• [ТЕКСТ]:

Если человек был пьян в момент, когда произносили «непристойные слова», то свидетелей допрашивали и на этот предмет: был ли недоносчик пьян и в какой степени опьянения находился? Если свидетели показали, что человек был пьян, но был еще «в силе», то есть не лежал в беспамятстве и мог слышать «непристойные слова», то состояние алкогольного опьянения оправданием в недонесении не признавалось. Более того, в некоторых случаях возникал, как ни дико это звучит, элемент своеобразной «состязательности». У каждого, кто слышал «непристойные слова», возникало опасение, что кто-то другой донесет вперед него и тем самым обречет его на страшную судьбу недоносчика или — еще хуже — соучастника. В одном из дел мы читаем, что доносчик Павел Михалкин сказал, что решился донести, «отважа себя», как бы «из вышеписанных людей кто, кроме ево, о том не донес» [3], т.е. не опередил его, Михалкина. Тогда его, Михалкина, обвинят в недонесении, а то и в укрывательстве государственного преступления, состоявшего в пьяном разговоре в кабаке относительно того, Бирон императрицу Анну Иоанновну «крестил штанами или не крестил?». Но все равно Михалкин не стал образцом правильного изветчика. Как было записано в протоколе, несмотря на «правый», то есть «доведенный» (доказанный), донос, «Михалкин, не без вины, что, слыша вышеписанного Михайла Иванова показанные непристойныя слова, более двух месяцев не доносил… однако ж за показанной правой ево извет… выдать ему из Тайной канцелярии в награждение денег пять рублев, записав в расход с роспискою, дабы, на то смотря впредь, как он, Михалкин, так и другие, о таких важных делах уведав, к скорому доношению паче ревность имели, о чем тому Михалкину объявить с запискою» [4].
К этим страхам нужно присоединить еще два вида страха. Первый — это страх стать жертвой шантажиста, который, зная ситуацию по рассказам свидетелей, мог угрожать недоносчику донести на него самого. Второй страх был не менее реален. Михалкин объяснил, что пошел доносить, ибо как верующий он был обязан идти на исповедь (раз в полгода в журнале записывали явку каждого прихожанина), и тут он боялся доноса со стороны своего духовного отца—священника, который, согласно указу 1722 года, был обязан раскрыть властям тайну исповеди, если в ней содержалось признание в совершении или в подготовке государственного преступления. На допросе в Тайной канцелярии Михалкин сказал, что в Великий пост не ходил на исповедь потому, что «мыслил он, Павел, когда б он был на исповеди, то и об означенных непристойных словах утаить ему не можно, и потому в мысль ему пришло: ежели на исповеди о том сказать, [то] чтоб за то ему было [чего] не учинено и от того был он в смущении, и никому об оных словах не сказывал», пока наконец не решился идти к Зимнему дворцу и пошел кричать «Слово и дело».

• [ПРЕДОСТАВЛЕННЫЕ ЗАПИСИ]:
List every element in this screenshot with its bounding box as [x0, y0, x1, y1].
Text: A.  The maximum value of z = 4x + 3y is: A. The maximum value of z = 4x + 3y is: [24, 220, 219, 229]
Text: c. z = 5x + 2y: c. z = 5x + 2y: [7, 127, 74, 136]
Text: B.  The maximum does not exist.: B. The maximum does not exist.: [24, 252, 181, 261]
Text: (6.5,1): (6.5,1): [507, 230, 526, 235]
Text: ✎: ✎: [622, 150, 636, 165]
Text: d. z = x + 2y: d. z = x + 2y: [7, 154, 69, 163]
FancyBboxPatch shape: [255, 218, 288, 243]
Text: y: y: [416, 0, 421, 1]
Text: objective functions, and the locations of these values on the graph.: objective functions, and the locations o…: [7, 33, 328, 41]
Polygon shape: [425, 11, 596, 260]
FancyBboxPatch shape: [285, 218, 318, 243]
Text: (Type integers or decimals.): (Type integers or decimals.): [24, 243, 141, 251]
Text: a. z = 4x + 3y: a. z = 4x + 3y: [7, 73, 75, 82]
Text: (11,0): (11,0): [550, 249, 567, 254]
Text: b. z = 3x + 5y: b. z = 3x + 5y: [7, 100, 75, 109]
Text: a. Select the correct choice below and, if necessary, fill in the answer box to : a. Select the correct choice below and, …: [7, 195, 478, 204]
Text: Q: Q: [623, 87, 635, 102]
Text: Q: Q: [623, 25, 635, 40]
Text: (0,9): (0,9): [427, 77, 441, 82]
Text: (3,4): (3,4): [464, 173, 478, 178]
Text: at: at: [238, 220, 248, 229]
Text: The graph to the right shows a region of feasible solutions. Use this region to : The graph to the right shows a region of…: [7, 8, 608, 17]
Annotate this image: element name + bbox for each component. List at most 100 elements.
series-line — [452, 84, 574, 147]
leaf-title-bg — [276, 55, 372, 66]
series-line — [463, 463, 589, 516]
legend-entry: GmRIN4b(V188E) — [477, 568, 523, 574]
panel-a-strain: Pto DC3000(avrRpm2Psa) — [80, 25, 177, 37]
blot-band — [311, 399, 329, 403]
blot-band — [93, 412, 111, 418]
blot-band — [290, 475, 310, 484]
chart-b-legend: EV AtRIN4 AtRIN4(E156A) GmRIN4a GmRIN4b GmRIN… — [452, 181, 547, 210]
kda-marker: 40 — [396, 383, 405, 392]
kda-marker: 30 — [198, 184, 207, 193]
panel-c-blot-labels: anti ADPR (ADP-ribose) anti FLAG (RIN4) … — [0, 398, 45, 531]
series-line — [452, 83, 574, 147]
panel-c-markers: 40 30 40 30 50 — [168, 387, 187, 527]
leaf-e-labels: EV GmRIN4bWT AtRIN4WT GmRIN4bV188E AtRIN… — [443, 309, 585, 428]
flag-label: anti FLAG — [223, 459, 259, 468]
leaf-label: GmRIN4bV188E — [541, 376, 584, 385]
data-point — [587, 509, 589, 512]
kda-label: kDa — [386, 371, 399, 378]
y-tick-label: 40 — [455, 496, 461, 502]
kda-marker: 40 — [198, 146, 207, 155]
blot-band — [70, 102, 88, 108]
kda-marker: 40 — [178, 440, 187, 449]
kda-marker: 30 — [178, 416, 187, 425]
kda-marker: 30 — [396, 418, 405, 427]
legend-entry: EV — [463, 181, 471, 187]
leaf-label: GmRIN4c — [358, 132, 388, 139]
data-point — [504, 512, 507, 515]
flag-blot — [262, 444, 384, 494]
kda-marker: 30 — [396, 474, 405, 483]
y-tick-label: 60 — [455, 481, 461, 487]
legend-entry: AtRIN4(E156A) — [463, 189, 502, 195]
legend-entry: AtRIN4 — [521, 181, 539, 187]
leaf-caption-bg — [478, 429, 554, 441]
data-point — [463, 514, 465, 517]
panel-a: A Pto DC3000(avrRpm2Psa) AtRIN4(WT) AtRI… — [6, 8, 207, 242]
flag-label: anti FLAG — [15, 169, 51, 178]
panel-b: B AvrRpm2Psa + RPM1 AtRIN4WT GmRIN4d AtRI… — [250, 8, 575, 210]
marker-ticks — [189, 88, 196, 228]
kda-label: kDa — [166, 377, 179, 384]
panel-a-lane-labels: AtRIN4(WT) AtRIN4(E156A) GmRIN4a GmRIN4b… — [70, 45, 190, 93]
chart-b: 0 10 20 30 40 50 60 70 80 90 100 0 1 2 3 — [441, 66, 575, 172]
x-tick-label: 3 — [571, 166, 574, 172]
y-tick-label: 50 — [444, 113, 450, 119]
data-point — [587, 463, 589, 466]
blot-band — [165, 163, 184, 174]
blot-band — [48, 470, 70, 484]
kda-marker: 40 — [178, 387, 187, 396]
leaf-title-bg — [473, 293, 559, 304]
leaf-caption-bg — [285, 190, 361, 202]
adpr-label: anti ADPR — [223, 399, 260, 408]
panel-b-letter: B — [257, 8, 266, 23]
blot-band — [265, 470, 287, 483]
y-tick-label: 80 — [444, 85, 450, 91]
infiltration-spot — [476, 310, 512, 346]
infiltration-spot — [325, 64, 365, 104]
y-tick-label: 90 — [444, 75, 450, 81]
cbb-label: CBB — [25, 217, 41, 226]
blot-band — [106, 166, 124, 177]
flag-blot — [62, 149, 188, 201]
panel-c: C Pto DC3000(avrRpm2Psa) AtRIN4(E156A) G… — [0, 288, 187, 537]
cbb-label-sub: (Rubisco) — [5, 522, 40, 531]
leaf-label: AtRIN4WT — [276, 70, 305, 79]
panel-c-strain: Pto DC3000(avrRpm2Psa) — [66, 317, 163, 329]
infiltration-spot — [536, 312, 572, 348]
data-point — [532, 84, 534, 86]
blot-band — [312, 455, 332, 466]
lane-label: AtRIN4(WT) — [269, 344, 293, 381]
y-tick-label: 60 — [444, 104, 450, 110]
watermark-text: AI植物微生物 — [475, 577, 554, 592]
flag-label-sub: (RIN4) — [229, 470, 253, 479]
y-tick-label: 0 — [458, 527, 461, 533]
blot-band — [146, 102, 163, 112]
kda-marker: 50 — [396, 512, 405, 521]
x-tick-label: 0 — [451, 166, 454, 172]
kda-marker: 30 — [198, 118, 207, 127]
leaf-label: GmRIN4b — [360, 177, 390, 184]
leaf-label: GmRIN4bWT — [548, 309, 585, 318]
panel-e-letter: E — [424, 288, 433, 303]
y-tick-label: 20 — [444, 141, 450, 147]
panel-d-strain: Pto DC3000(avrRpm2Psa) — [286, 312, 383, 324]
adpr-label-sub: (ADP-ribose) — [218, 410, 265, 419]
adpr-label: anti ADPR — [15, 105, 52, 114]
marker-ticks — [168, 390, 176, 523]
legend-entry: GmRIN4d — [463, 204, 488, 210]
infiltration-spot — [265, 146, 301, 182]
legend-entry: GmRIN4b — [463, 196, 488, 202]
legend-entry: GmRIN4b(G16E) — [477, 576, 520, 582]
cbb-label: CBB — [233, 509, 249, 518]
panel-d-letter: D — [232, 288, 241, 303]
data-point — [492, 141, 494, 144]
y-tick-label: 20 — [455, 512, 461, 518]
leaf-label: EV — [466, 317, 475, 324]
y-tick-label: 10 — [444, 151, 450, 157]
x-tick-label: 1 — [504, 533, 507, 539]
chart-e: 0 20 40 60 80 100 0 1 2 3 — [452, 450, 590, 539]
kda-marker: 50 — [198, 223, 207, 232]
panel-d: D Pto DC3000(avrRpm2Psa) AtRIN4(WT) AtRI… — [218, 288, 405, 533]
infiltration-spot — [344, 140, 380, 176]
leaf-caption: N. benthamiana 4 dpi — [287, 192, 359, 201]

• [ЗАДАЧИ И ЗАДАНИЯ]:
[1] Ответьте на вопросы по тексту о доносах в Тайную канцелярию:
(a) Сколько денег было велено выдать Михалкину в награждение за извет?
(b) Сколько времени Михалкин не доносил о «непристойных словах»?
(c) Указ какого года обязывал священника раскрыть властям тайну исповеди?
[2] Допишите текст о доносах в Тайную канцелярию, начав сразу после его последнего предложения.

• [ОТВЕТЫ К ЗАДАНИЯМ]:
[1]
(a) Пять рублей.
(b) Более двух месяцев.
(c) Указ 1722 года.

[2]
Не меньшие страхи испытывали свидетели преступления. В принципе, все они считались также потенциальными недоносчиками. Неудивительно, что целые празднества (юбилеи, свадьбы) прекращались в самом начале — с первого тоста в честь правящей государыни, произнесенного кощунственно: «Да здравствует государыня, хоть она и баба, да всю землю держит!» Гости, сокрушая скамейки, разбегались, чтобы не попасть в свидетели — согласно закону, свидетель государственного преступления так же, как и сам преступник и, разумеется, доносчик, попадал в «беду» (так называлась тюрьма) на долгие месяцы, если не на годы. Число арестованных свидетелей ничем не ограничивалось. По одному делу проходило тридцать четыре свидетеля, а раз был арестован целый монастырь свидетелей [Есипов 1861: 51].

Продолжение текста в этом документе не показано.